Return only the count of lines in which the word "this" appears.
◇ ◇ ◇ ◇
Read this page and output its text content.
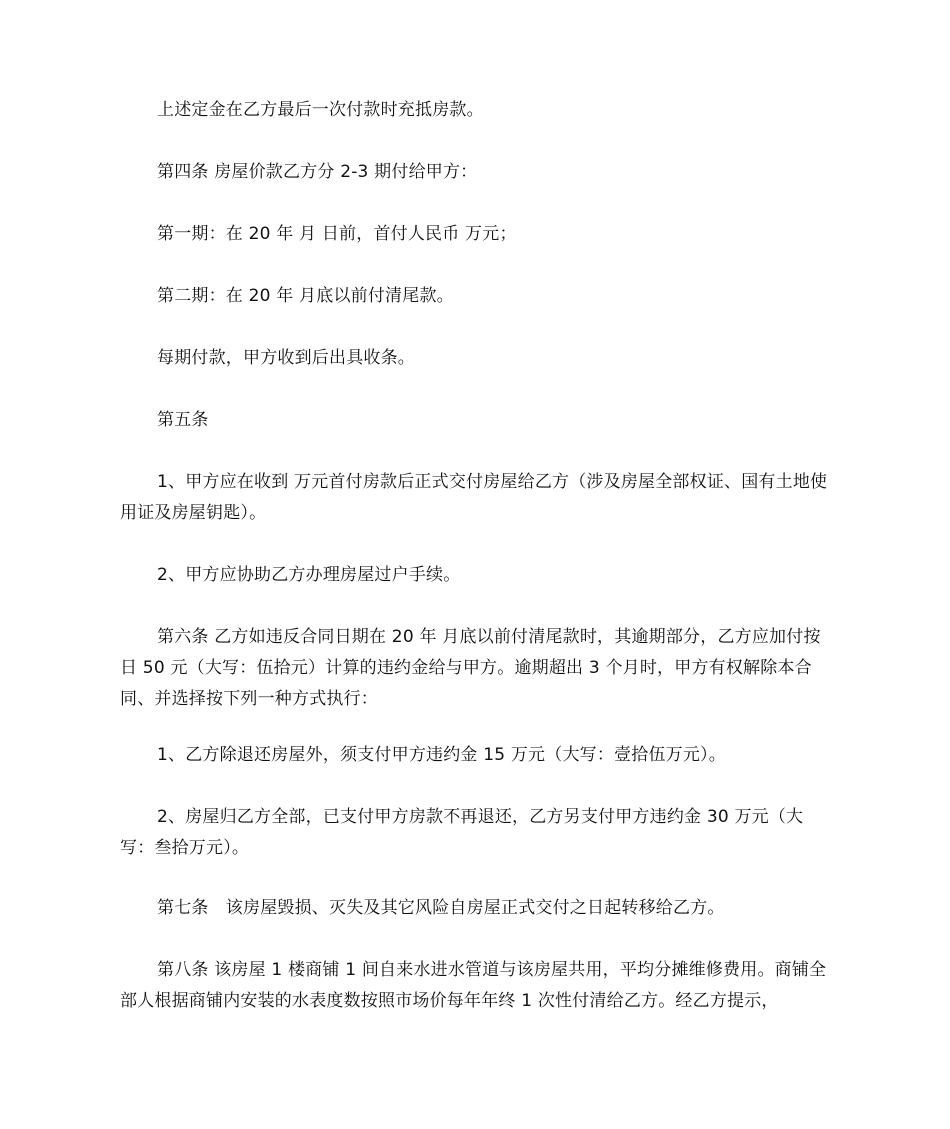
上述定金在乙方最后一次付款时充抵房款。

第四条 房屋价款乙方分 2-3 期付给甲方：

第一期：在 20 年 月 日前，首付人民币 万元；

第二期：在 20 年 月底以前付清尾款。

每期付款，甲方收到后出具收条。

第五条

1、甲方应在收到 万元首付房款后正式交付房屋给乙方（涉及房屋全部权证、国有土地使用证及房屋钥匙）。

2、甲方应协助乙方办理房屋过户手续。

第六条 乙方如违反合同日期在 20 年 月底以前付清尾款时，其逾期部分，乙方应加付按日 50 元（大写：伍拾元）计算的违约金给与甲方。逾期超出 3 个月时，甲方有权解除本合同、并选择按下列一种方式执行：

1、乙方除退还房屋外，须支付甲方违约金 15 万元（大写：壹拾伍万元）。

2、房屋归乙方全部，已支付甲方房款不再退还，乙方另支付甲方违约金 30 万元（大写：叁拾万元）。

第七条　该房屋毁损、灭失及其它风险自房屋正式交付之日起转移给乙方。

第八条 该房屋 1 楼商铺 1 间自来水进水管道与该房屋共用，平均分摊维修费用。商铺全部人根据商铺内安装的水表度数按照市场价每年年终 1 次性付清给乙方。经乙方提示，
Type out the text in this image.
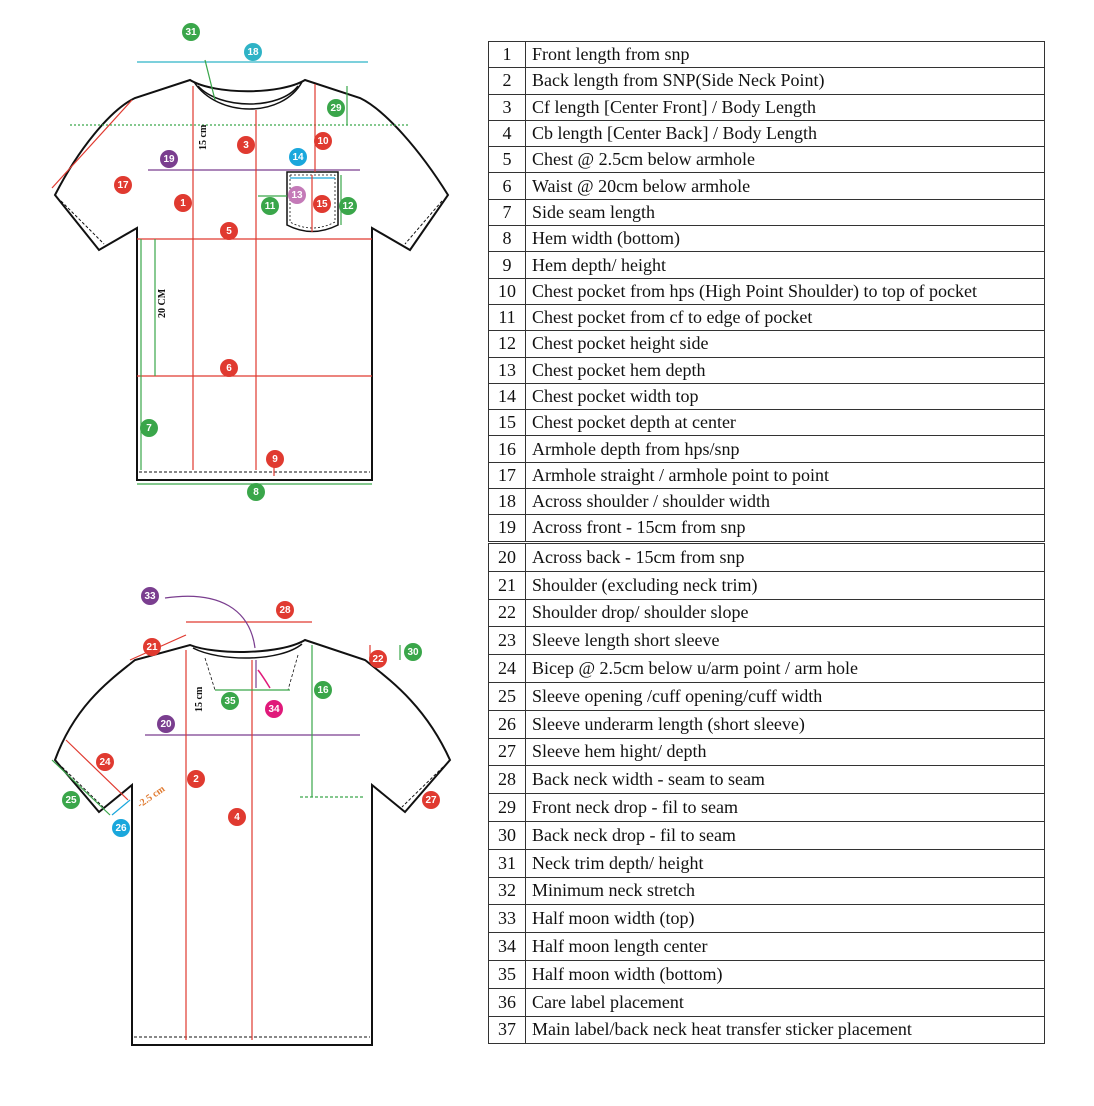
15 cm
20 CM
15 cm
-2.5 cm
1
2
3
4
5
6
7
8
9
10
11	12
13
14
15
16
17
18
19
20
21
22
24
25
26
27
28
29
30
31
33
34
35
1	Front length from snp
2	Back length from SNP(Side Neck Point)
3	Cf length [Center Front] / Body Length
4	Cb length [Center Back] / Body Length
5	Chest @ 2.5cm below armhole
6	Waist @ 20cm below armhole
7	Side seam length
8	Hem width (bottom)
9	Hem depth/ height
10	Chest pocket from hps (High Point Shoulder) to top of pocket
11	Chest pocket from cf to edge of pocket
12	Chest pocket height side
13	Chest pocket hem depth
14	Chest pocket width top
15	Chest pocket depth at center
16	Armhole depth from hps/snp
17	Armhole straight / armhole point to point
18	Across shoulder / shoulder width
19	Across front - 15cm from snp
20	Across back - 15cm from snp
21	Shoulder (excluding neck trim)
22	Shoulder drop/ shoulder slope
23	Sleeve length short sleeve
24	Bicep @ 2.5cm below u/arm point / arm hole
25	Sleeve opening /cuff opening/cuff width
26	Sleeve underarm length (short sleeve)
27	Sleeve hem hight/ depth
28	Back neck width - seam to seam
29	Front neck drop - fil to seam
30	Back neck drop - fil to seam
31	Neck trim depth/ height
32	Minimum neck stretch
33	Half moon width (top)
34	Half moon length center
35	Half moon width (bottom)
36	Care label placement
37	Main label/back neck heat transfer sticker placement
◇ ◇ ◇ ◇
• [THE REPLY]: 2